TASK OBJECTIVE:
Write out the whole listing again, exactly.

INPUT:
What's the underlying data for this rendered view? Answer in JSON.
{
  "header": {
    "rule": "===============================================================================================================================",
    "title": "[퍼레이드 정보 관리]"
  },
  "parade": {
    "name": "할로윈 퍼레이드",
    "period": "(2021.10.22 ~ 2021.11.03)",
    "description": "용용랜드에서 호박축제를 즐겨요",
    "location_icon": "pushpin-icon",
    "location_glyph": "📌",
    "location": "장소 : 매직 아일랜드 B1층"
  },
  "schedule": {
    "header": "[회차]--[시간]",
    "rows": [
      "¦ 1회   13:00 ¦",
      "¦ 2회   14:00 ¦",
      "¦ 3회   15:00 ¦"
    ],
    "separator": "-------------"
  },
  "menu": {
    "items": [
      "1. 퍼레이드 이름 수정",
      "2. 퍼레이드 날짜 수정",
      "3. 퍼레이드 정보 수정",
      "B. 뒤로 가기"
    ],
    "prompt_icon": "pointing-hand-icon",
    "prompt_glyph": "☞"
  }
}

THE OUTPUT:
What's the underlying data for this rendered view? Answer in JSON.
{
  "header": {
    "rule": "===============================================================================================================================",
    "title": "[퍼레이드 정보 관리]"
  },
  "parade": {
    "name": "할로윈 퍼레이드",
    "period": "(2021.10.22 ~ 2021.11.03)",
    "description": "용용랜드에서 호박축제를 즐겨요",
    "location_icon": "pushpin-icon",
    "location_glyph": "📌",
    "location": "장소 : 매직 아일랜드 B1층"
  },
  "schedule": {
    "header": "[회차]--[시간]",
    "rows": [
      "¦ 1회   13:00 ¦",
      "¦ 2회   14:00 ¦",
      "¦ 3회   15:00 ¦"
    ],
    "separator": "-------------"
  },
  "menu": {
    "items": [
      "1. 퍼레이드 이름 수정",
      "2. 퍼레이드 날짜 수정",
      "3. 퍼레이드 정보 수정",
      "B. 뒤로 가기"
    ],
    "prompt_icon": "pointing-hand-icon",
    "prompt_glyph": "☞"
  }
}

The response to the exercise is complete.